▸ **DATA FOR THIS TASK**:

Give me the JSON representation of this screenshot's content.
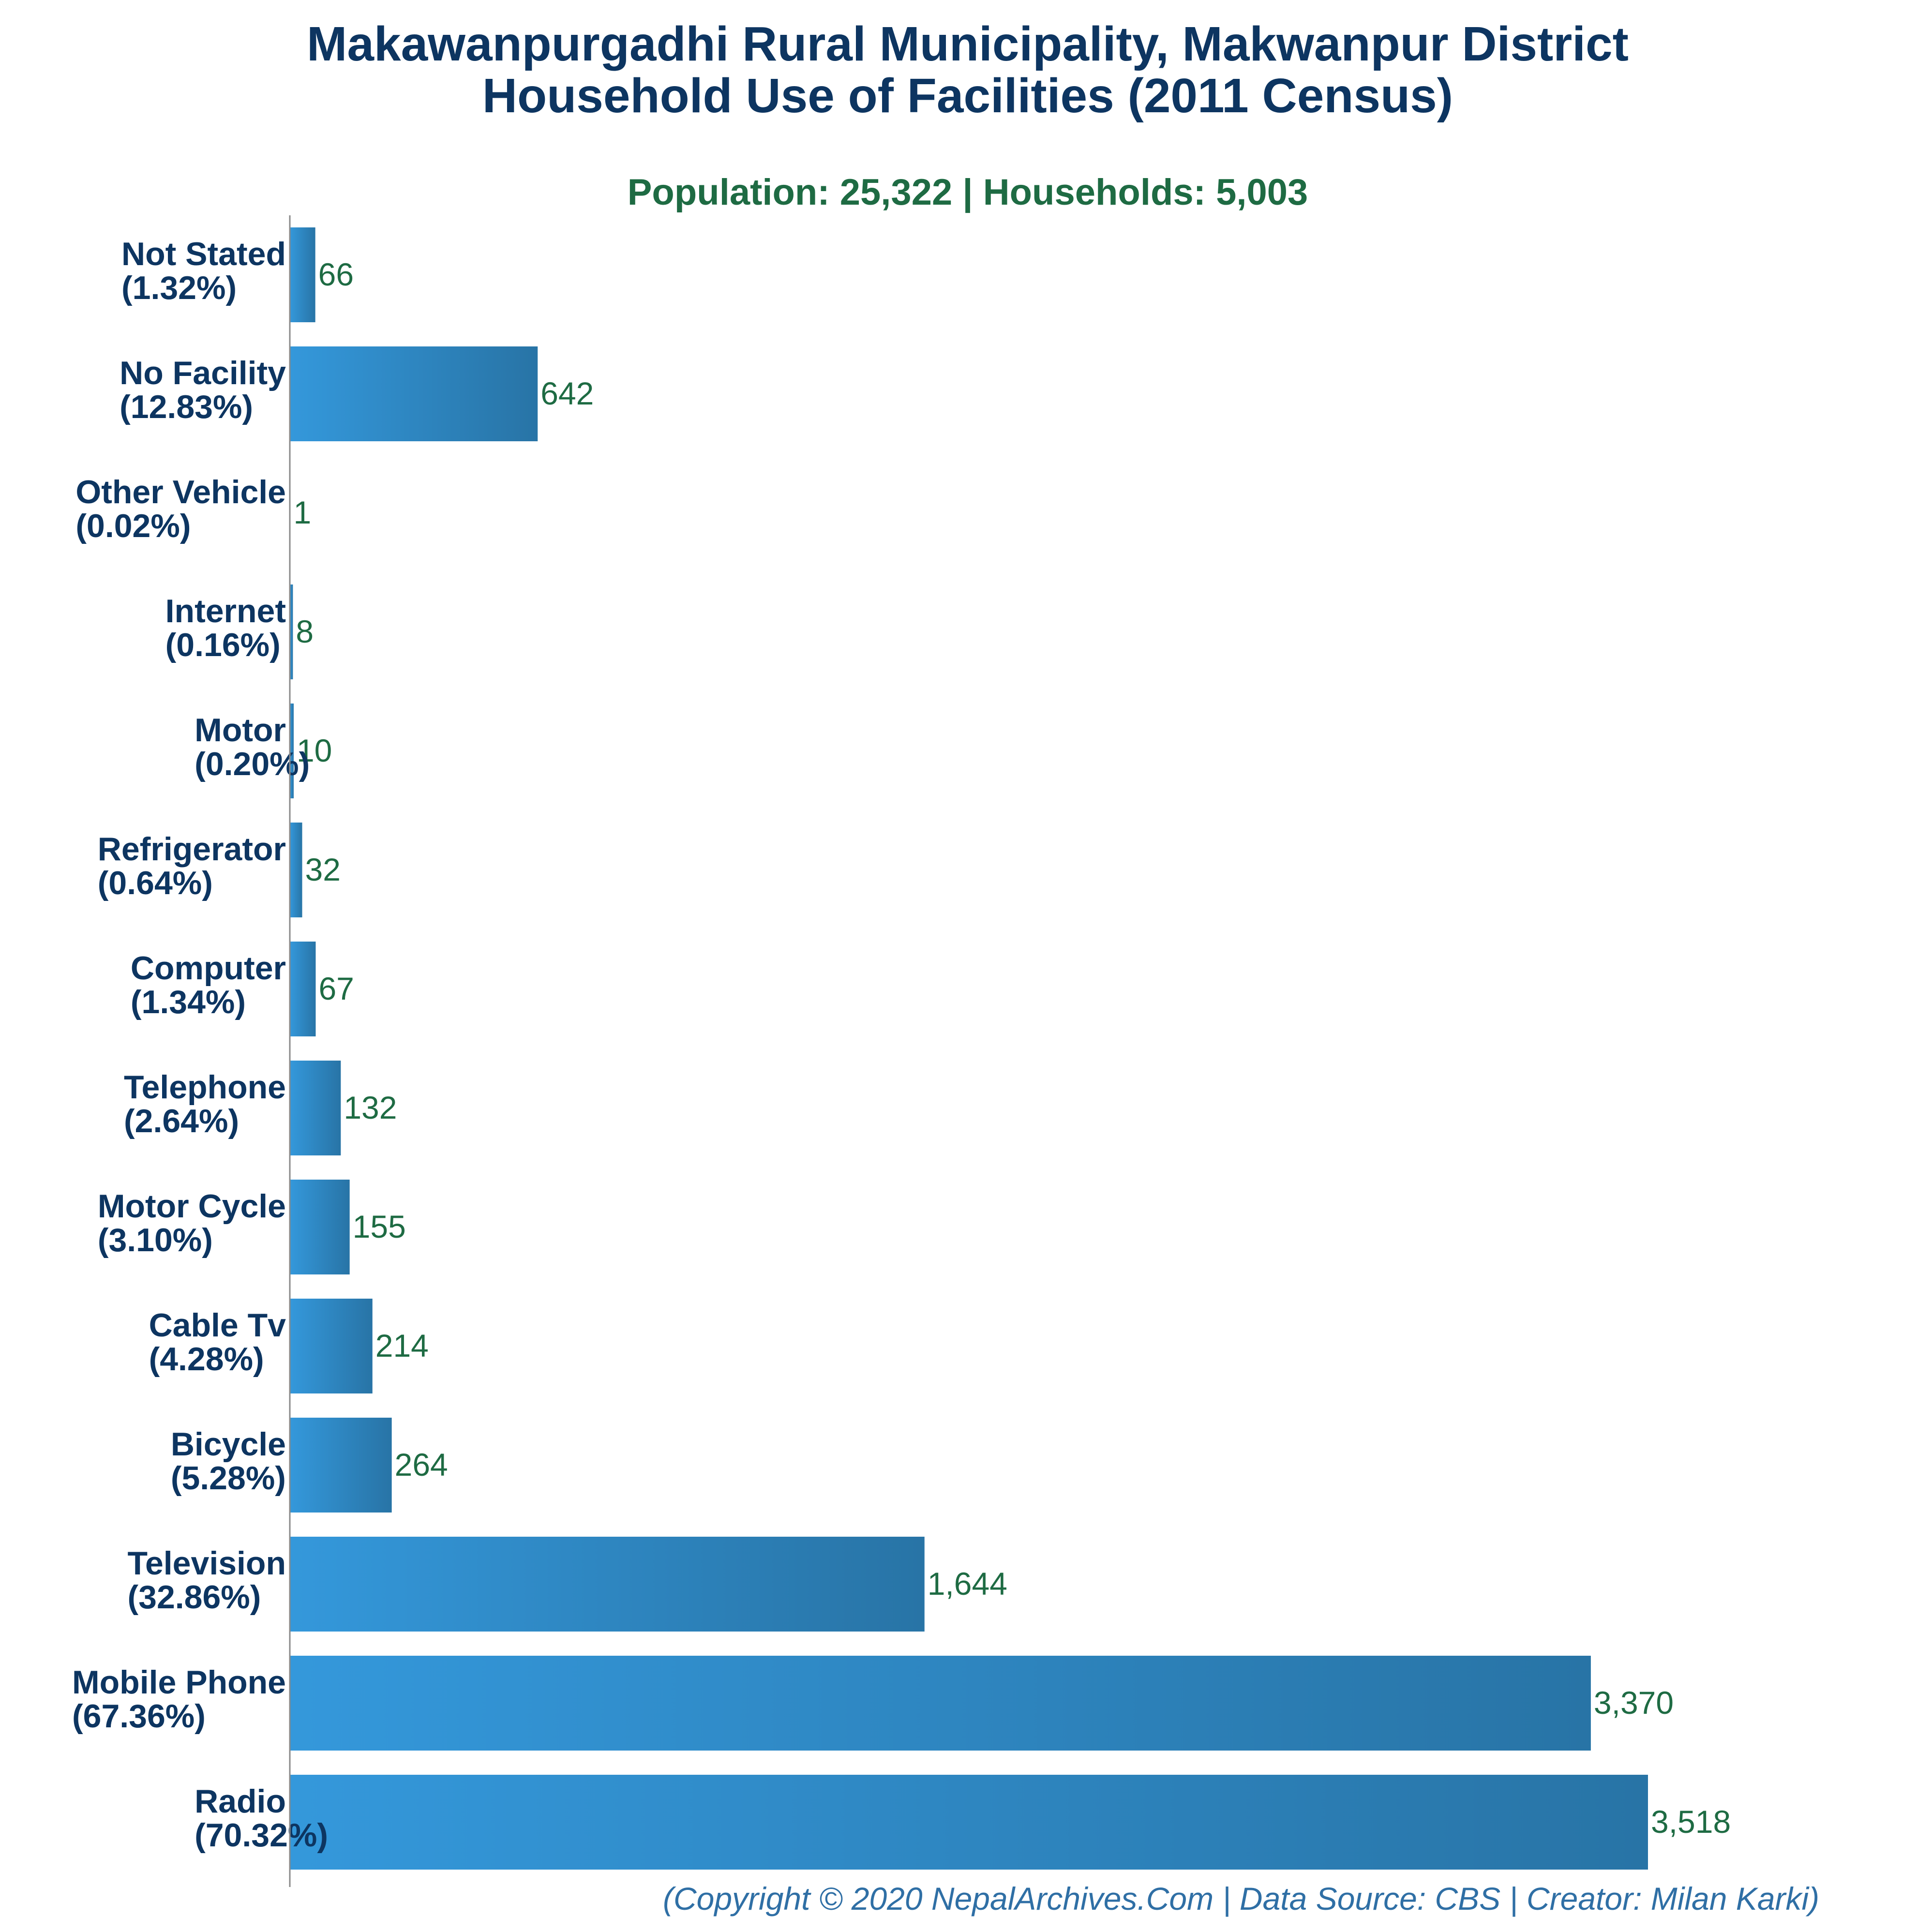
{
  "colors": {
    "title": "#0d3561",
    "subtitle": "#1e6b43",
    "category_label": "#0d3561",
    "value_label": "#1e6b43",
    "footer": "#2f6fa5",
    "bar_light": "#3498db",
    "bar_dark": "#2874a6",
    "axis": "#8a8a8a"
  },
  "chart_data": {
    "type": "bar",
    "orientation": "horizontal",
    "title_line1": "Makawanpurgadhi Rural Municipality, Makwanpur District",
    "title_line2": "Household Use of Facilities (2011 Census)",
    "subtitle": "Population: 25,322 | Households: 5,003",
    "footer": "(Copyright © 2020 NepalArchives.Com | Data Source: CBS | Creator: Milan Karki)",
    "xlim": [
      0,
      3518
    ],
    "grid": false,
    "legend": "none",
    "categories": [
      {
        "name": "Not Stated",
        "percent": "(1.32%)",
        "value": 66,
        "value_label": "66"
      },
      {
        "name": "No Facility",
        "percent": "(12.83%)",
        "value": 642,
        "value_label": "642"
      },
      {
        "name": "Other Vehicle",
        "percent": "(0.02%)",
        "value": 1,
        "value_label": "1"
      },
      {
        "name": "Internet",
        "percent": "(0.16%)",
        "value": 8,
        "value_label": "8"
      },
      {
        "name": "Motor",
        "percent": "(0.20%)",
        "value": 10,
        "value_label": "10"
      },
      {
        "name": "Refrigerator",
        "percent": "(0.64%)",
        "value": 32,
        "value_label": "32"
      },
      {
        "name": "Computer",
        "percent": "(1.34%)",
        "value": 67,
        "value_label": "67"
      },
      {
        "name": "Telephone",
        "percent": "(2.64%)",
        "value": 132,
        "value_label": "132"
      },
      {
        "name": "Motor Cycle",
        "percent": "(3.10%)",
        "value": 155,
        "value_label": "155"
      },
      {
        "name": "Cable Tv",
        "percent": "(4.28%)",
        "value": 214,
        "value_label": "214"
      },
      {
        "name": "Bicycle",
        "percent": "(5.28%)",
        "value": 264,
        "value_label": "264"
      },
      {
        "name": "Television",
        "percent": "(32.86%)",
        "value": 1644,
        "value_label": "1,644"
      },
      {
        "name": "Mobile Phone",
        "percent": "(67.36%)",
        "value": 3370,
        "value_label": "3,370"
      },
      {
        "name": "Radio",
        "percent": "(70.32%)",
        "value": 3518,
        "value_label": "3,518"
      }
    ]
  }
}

...

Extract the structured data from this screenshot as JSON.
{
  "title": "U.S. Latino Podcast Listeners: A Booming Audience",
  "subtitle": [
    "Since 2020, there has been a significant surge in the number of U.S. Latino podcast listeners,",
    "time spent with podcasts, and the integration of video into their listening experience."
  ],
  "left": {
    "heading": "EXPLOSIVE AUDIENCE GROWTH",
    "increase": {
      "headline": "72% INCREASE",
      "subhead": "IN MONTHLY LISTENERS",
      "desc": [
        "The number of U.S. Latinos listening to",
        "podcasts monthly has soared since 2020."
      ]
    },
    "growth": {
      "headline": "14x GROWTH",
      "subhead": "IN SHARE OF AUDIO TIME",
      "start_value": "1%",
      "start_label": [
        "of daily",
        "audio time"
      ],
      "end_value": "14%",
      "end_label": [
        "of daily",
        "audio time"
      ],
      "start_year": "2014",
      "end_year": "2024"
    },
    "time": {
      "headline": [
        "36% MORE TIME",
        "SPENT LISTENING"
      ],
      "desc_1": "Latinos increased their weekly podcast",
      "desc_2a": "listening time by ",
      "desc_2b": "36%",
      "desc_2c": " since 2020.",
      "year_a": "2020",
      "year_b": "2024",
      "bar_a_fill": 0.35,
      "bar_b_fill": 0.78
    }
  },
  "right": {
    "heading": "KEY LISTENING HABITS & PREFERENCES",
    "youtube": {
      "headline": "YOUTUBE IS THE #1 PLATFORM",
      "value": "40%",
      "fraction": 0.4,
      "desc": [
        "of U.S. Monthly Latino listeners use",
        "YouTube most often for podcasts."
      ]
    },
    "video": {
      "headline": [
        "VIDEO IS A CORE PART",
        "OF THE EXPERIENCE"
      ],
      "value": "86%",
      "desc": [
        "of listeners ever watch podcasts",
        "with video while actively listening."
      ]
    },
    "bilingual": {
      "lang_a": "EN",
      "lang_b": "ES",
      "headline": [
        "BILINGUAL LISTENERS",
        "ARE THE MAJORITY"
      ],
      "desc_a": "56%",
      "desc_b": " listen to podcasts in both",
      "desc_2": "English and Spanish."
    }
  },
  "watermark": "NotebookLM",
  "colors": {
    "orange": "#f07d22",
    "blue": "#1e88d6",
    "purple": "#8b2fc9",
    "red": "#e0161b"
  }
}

▸ **EXERCISE**: Search the lines above for the string "subtitle" and copy each line that has it.

▸ **COMPLETE ANSWER**:
    "subtitle": "#1e6b43",
    "subtitle": "Population: 25,322 | Households: 5,003",
  "subtitle": [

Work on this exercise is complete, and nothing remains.